OBJECTIVE —
Without the images, write out all of the following entries exactly.

Collection entries
**********

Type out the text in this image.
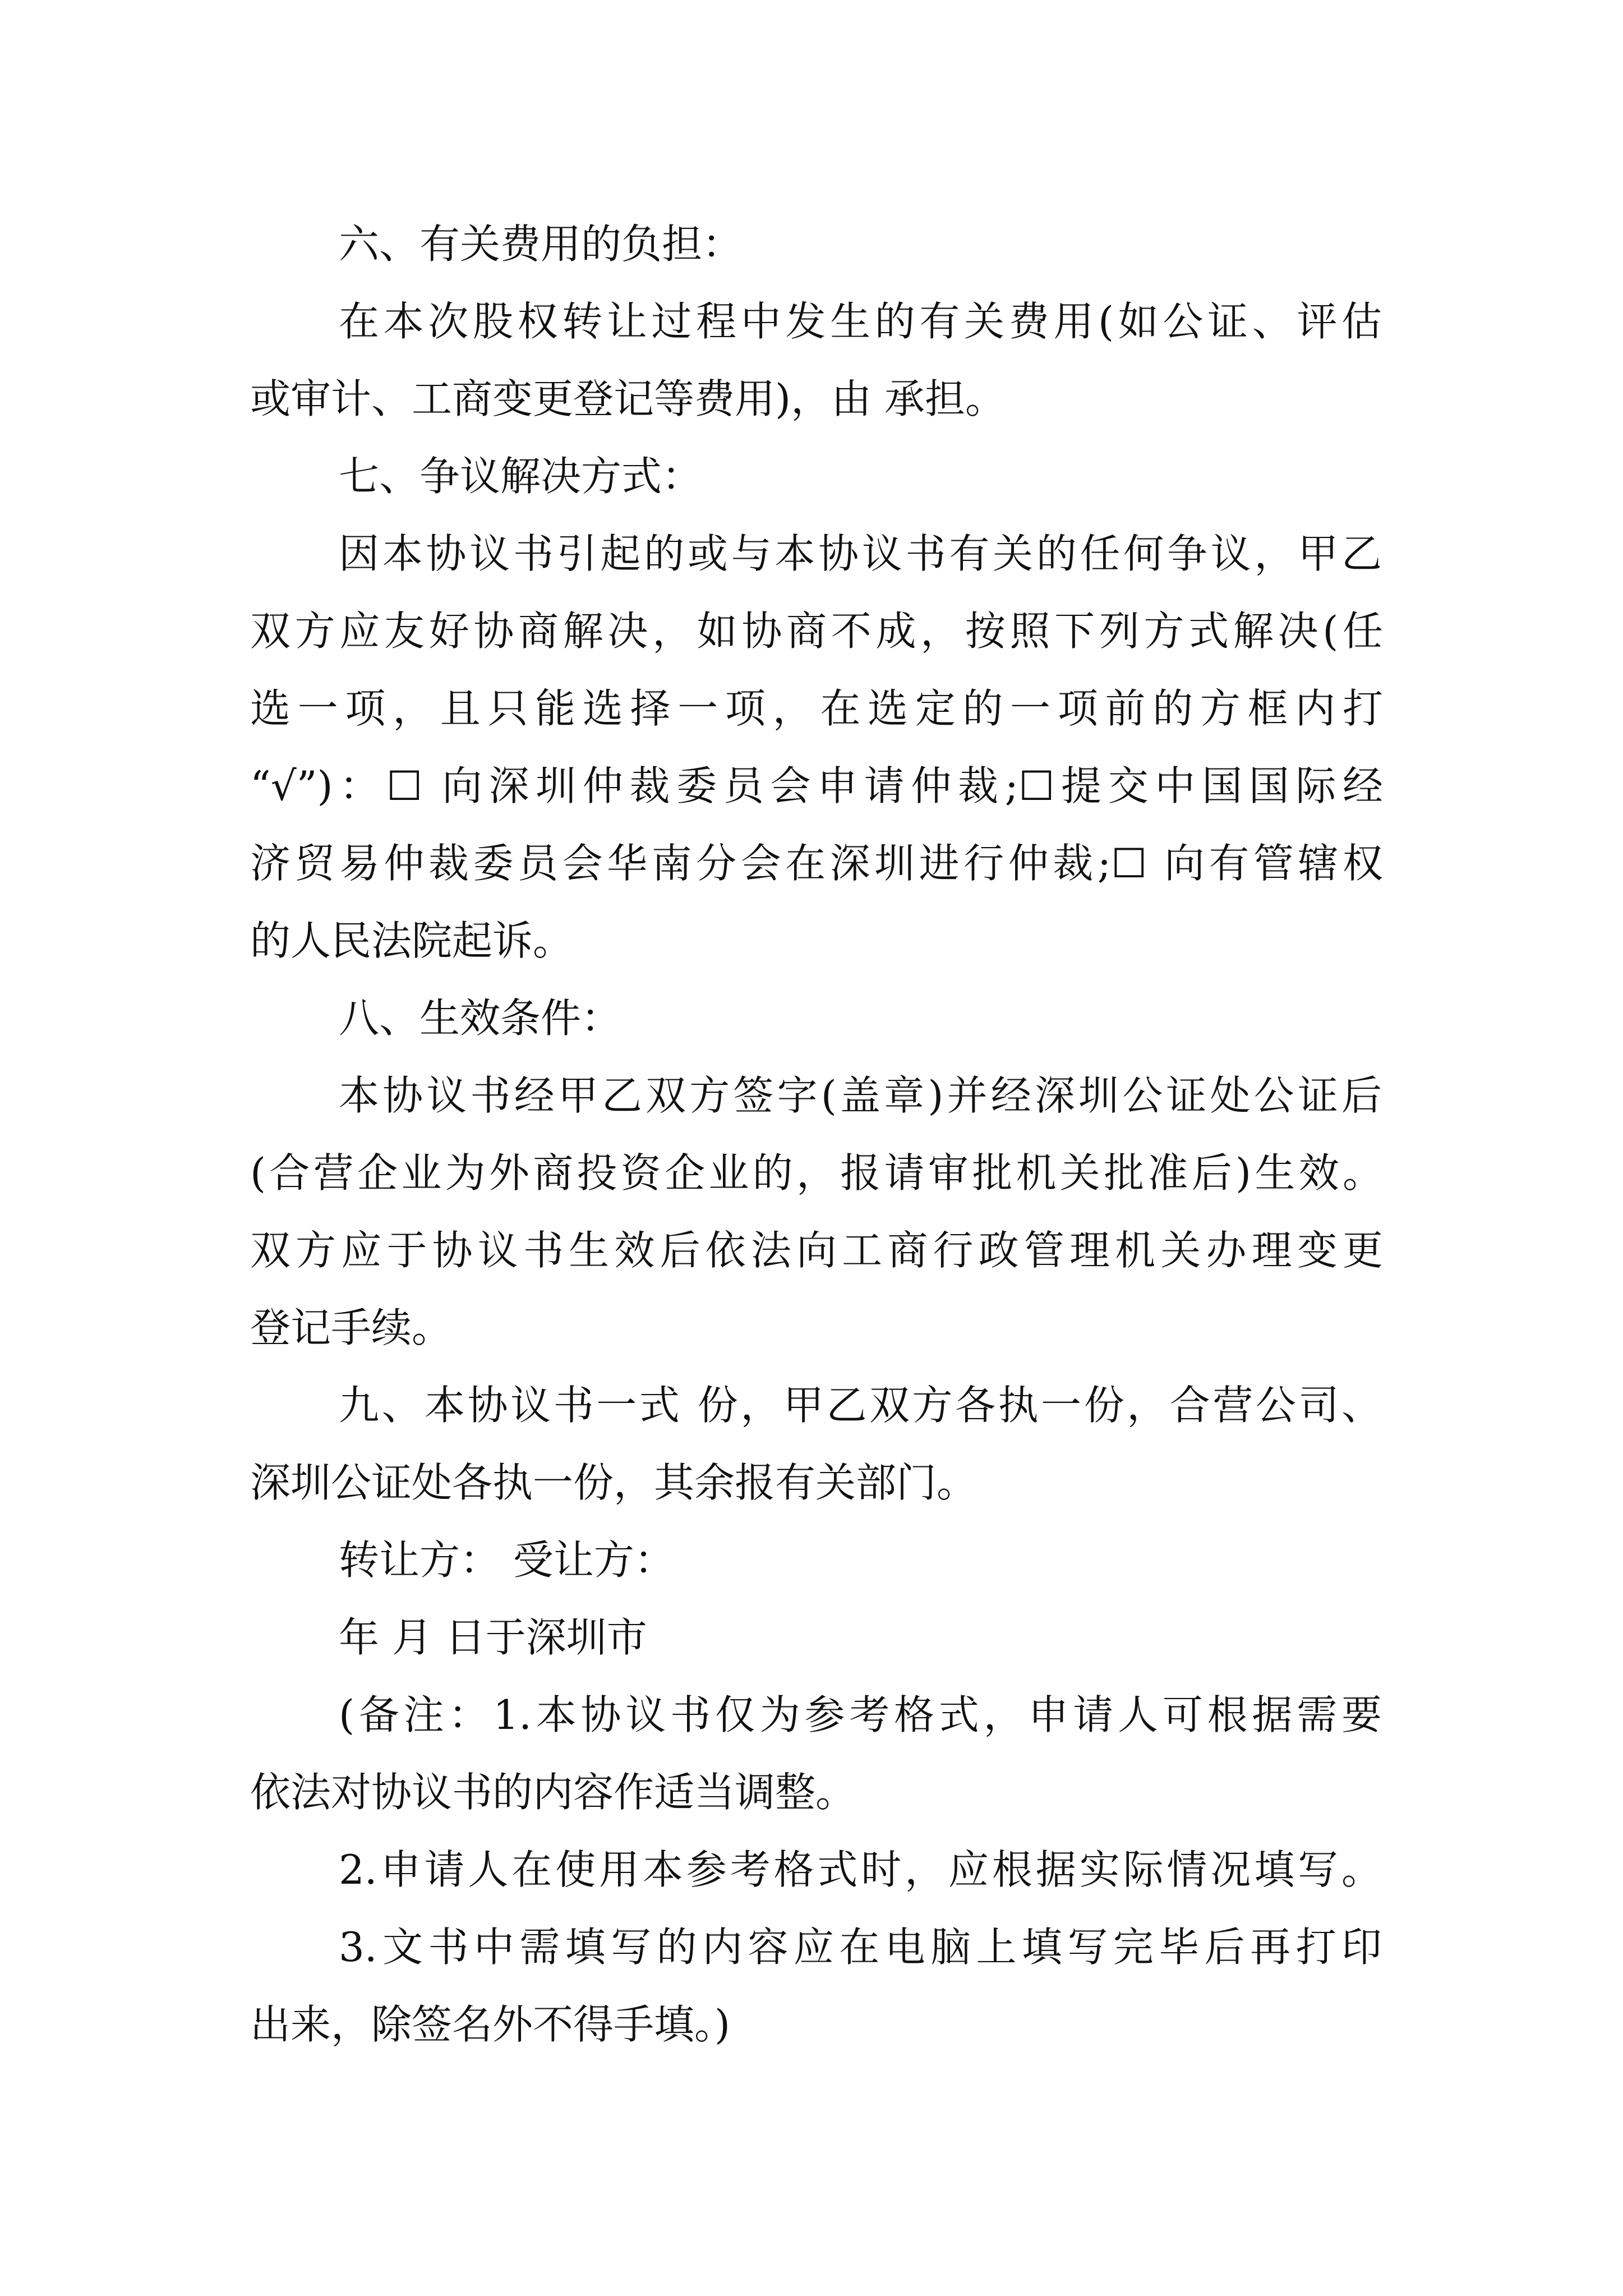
六、有关费用的负担：
在本次股权转让过程中发生的有关费用(如公证、评估
或审计、工商变更登记等费用)，由 承担。
七、争议解决方式：
因本协议书引起的或与本协议书有关的任何争议，甲乙
双方应友好协商解决，如协商不成，按照下列方式解决(任
选一项，且只能选择一项，在选定的一项前的方框内打
“√”)：☐ 向深圳仲裁委员会申请仲裁;☐提交中国国际经
济贸易仲裁委员会华南分会在深圳进行仲裁;☐ 向有管辖权
的人民法院起诉。
八、生效条件：
本协议书经甲乙双方签字(盖章)并经深圳公证处公证后
(合营企业为外商投资企业的，报请审批机关批准后)生效。
双方应于协议书生效后依法向工商行政管理机关办理变更
登记手续。
九、本协议书一式 份，甲乙双方各执一份，合营公司、
深圳公证处各执一份，其余报有关部门。
转让方： 受让方：
年 月 日于深圳市
(备注：1.本协议书仅为参考格式，申请人可根据需要
依法对协议书的内容作适当调整。
2.申请人在使用本参考格式时，应根据实际情况填写。
3.文书中需填写的内容应在电脑上填写完毕后再打印
出来，除签名外不得手填。)
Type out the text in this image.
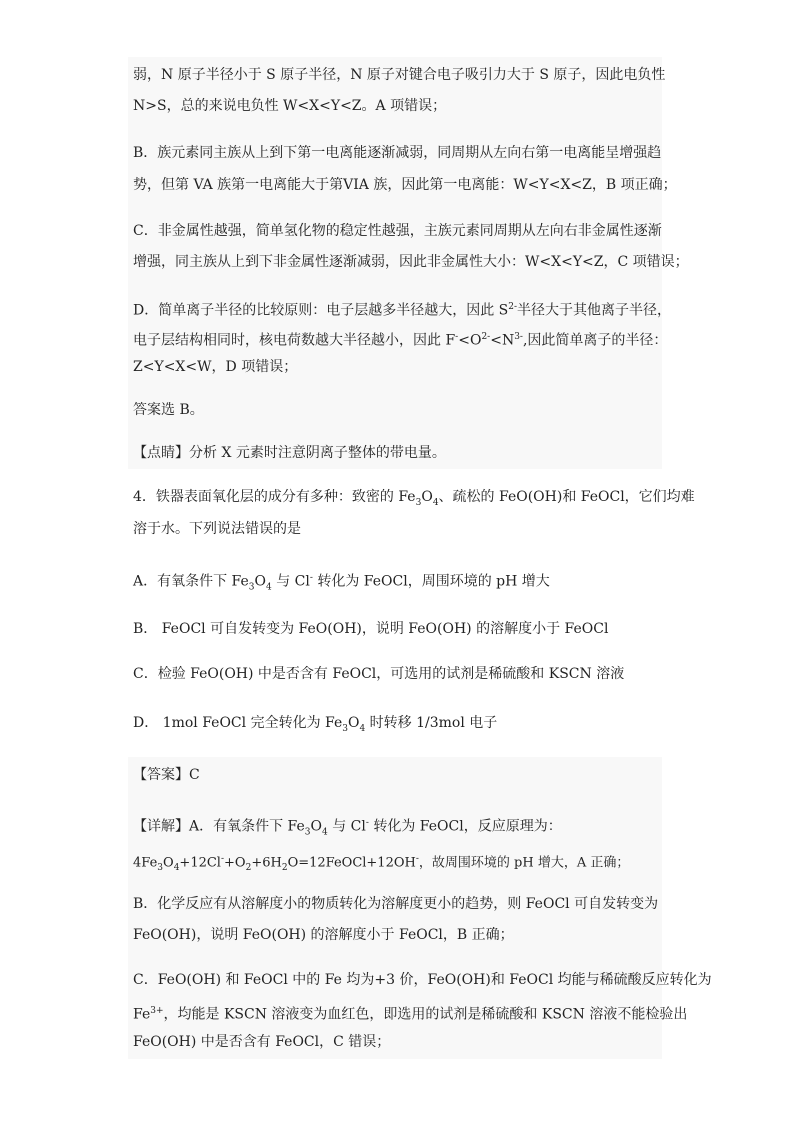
弱，N 原子半径小于 S 原子半径，N 原子对键合电子吸引力大于 S 原子，因此电负性
N>S，总的来说电负性 W<X<Y<Z。A 项错误；
B．族元素同主族从上到下第一电离能逐渐减弱，同周期从左向右第一电离能呈增强趋
势，但第 VA 族第一电离能大于第VIA 族，因此第一电离能：W<Y<X<Z，B 项正确；
C．非金属性越强，简单氢化物的稳定性越强，主族元素同周期从左向右非金属性逐渐
增强，同主族从上到下非金属性逐渐减弱，因此非金属性大小：W<X<Y<Z，C 项错误；
D．简单离子半径的比较原则：电子层越多半径越大，因此 $S^{2-}$半径大于其他离子半径，
电子层结构相同时，核电荷数越大半径越小，因此 $F^-<O^{2-}<N^{3-}$,因此简单离子的半径：
Z<Y<X<W，D 项错误；
答案选 B。
【点睛】分析 X 元素时注意阴离子整体的带电量。
4．铁器表面氧化层的成分有多种：致密的 $Fe_3O_4$、疏松的 FeO(OH)和 FeOCl，它们均难
溶于水。下列说法错误的是
A．有氧条件下 $Fe_3O_4$ 与 Cl- 转化为 FeOCl，周围环境的 pH 增大
B． FeOCl 可自发转变为 FeO(OH)，说明 FeO(OH) 的溶解度小于 FeOCl
C．检验 FeO(OH) 中是否含有 FeOCl，可选用的试剂是稀硫酸和 KSCN 溶液
D． 1mol FeOCl 完全转化为 $Fe_3O_4$ 时转移 1/3mol 电子
【答案】C
【详解】A．有氧条件下 $Fe_3O_4$ 与 Cl- 转化为 FeOCl，反应原理为：
$4Fe_3O_4+12Cl^-+O_2+6H_2O=12FeOCl+12OH^-$，故周围环境的 pH 增大，A 正确；
B．化学反应有从溶解度小的物质转化为溶解度更小的趋势，则 FeOCl 可自发转变为
FeO(OH)，说明 FeO(OH) 的溶解度小于 FeOCl，B 正确；
C．FeO(OH) 和 FeOCl 中的 Fe 均为+3 价，FeO(OH)和 FeOCl 均能与稀硫酸反应转化为
$Fe^{3+}$，均能是 KSCN 溶液变为血红色，即选用的试剂是稀硫酸和 KSCN 溶液不能检验出
FeO(OH) 中是否含有 FeOCl，C 错误；
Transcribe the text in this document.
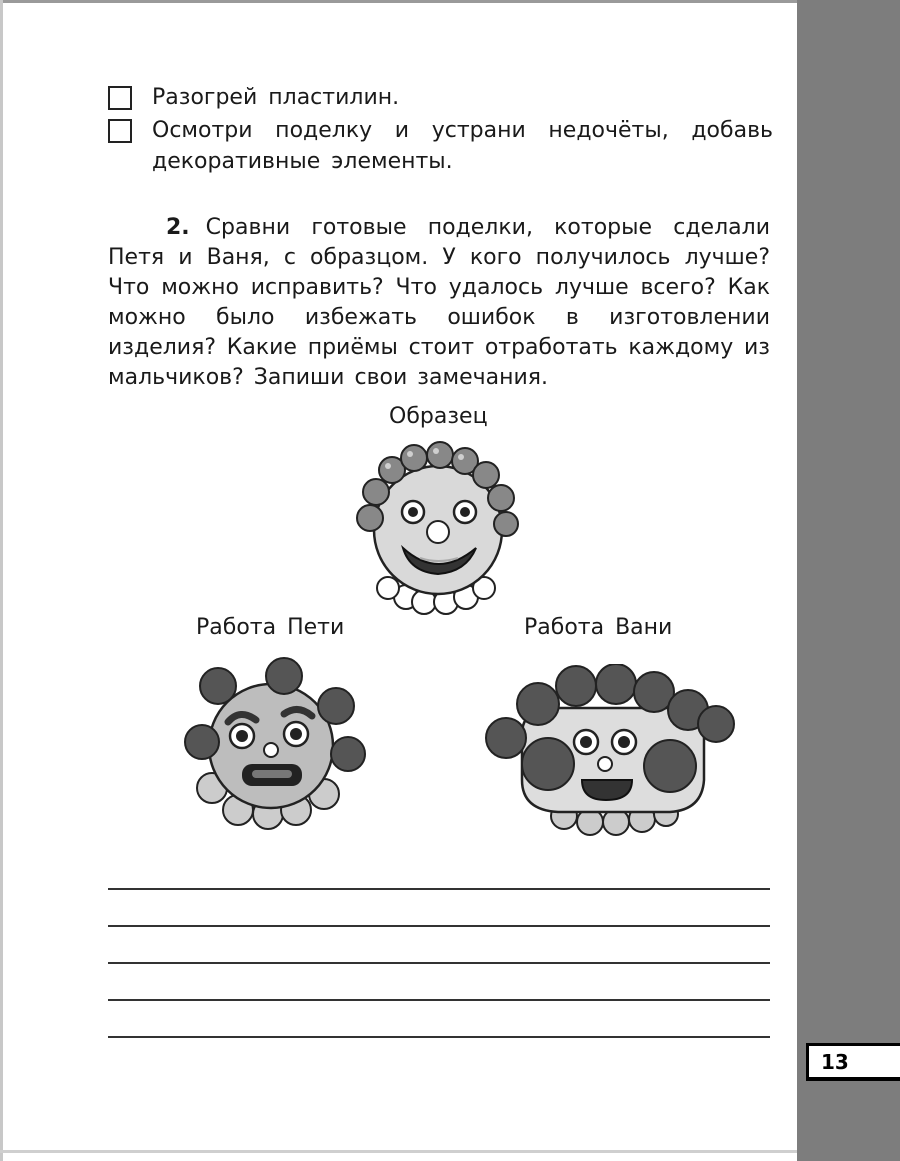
13
Разогрей пластилин.
Осмотри поделку и устрани недочёты, добавь декоративные элементы.
2. Сравни готовые поделки, которые сделали Петя и Ваня, с образцом. У кого получилось лучше? Что можно исправить? Что удалось лучше всего? Как можно было избежать ошибок в изготовлении изделия? Какие приёмы стоит отработать каждому из мальчиков? Запиши свои замечания.
Образец
Работа Пети	Работа Вани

**********

ANSWER IN FULL —
Type out the text in this image.
六、有关费用的负担：
在本次股权转让过程中发生的有关费用(如公证、评估
或审计、工商变更登记等费用)，由 承担。
七、争议解决方式：
因本协议书引起的或与本协议书有关的任何争议，甲乙
双方应友好协商解决，如协商不成，按照下列方式解决(任
选一项，且只能选择一项，在选定的一项前的方框内打
“√”)：☐ 向深圳仲裁委员会申请仲裁;☐提交中国国际经
济贸易仲裁委员会华南分会在深圳进行仲裁;☐ 向有管辖权
的人民法院起诉。
八、生效条件：
本协议书经甲乙双方签字(盖章)并经深圳公证处公证后
(合营企业为外商投资企业的，报请审批机关批准后)生效。
双方应于协议书生效后依法向工商行政管理机关办理变更
登记手续。
九、本协议书一式 份，甲乙双方各执一份，合营公司、
深圳公证处各执一份，其余报有关部门。
转让方： 受让方：
年 月 日于深圳市
(备注：1.本协议书仅为参考格式，申请人可根据需要
依法对协议书的内容作适当调整。
2.申请人在使用本参考格式时，应根据实际情况填写。
3.文书中需填写的内容应在电脑上填写完毕后再打印
出来，除签名外不得手填。)
Type out the text in this image.
弱，N 原子半径小于 S 原子半径，N 原子对键合电子吸引力大于 S 原子，因此电负性
N>S，总的来说电负性 W<X<Y<Z。A 项错误；
B．族元素同主族从上到下第一电离能逐渐减弱，同周期从左向右第一电离能呈增强趋
势，但第 VA 族第一电离能大于第VIA 族，因此第一电离能：W<Y<X<Z，B 项正确；
C．非金属性越强，简单氢化物的稳定性越强，主族元素同周期从左向右非金属性逐渐
增强，同主族从上到下非金属性逐渐减弱，因此非金属性大小：W<X<Y<Z，C 项错误；
D．简单离子半径的比较原则：电子层越多半径越大，因此 $S^{2-}$半径大于其他离子半径，
电子层结构相同时，核电荷数越大半径越小，因此 $F^-<O^{2-}<N^{3-}$,因此简单离子的半径：
Z<Y<X<W，D 项错误；
答案选 B。
【点睛】分析 X 元素时注意阴离子整体的带电量。
4．铁器表面氧化层的成分有多种：致密的 $Fe_3O_4$、疏松的 FeO(OH)和 FeOCl，它们均难
溶于水。下列说法错误的是
A．有氧条件下 $Fe_3O_4$ 与 Cl- 转化为 FeOCl，周围环境的 pH 增大
B． FeOCl 可自发转变为 FeO(OH)，说明 FeO(OH) 的溶解度小于 FeOCl
C．检验 FeO(OH) 中是否含有 FeOCl，可选用的试剂是稀硫酸和 KSCN 溶液
D． 1mol FeOCl 完全转化为 $Fe_3O_4$ 时转移 1/3mol 电子
【答案】C
【详解】A．有氧条件下 $Fe_3O_4$ 与 Cl- 转化为 FeOCl，反应原理为：
$4Fe_3O_4+12Cl^-+O_2+6H_2O=12FeOCl+12OH^-$，故周围环境的 pH 增大，A 正确；
B．化学反应有从溶解度小的物质转化为溶解度更小的趋势，则 FeOCl 可自发转变为
FeO(OH)，说明 FeO(OH) 的溶解度小于 FeOCl，B 正确；
C．FeO(OH) 和 FeOCl 中的 Fe 均为+3 价，FeO(OH)和 FeOCl 均能与稀硫酸反应转化为
$Fe^{3+}$，均能是 KSCN 溶液变为血红色，即选用的试剂是稀硫酸和 KSCN 溶液不能检验出
FeO(OH) 中是否含有 FeOCl，C 错误；
Transcribe the text in this document.
13
Разогрей пластилин.
Осмотри поделку и устрани недочёты, добавь декоративные элементы.
2. Сравни готовые поделки, которые сделали Петя и Ваня, с образцом. У кого получилось лучше? Что можно исправить? Что удалось лучше всего? Как можно было избежать ошибок в изготовлении изделия? Какие приёмы стоит отработать каждому из мальчиков? Запиши свои замечания.
Образец
Работа Пети	Работа Вани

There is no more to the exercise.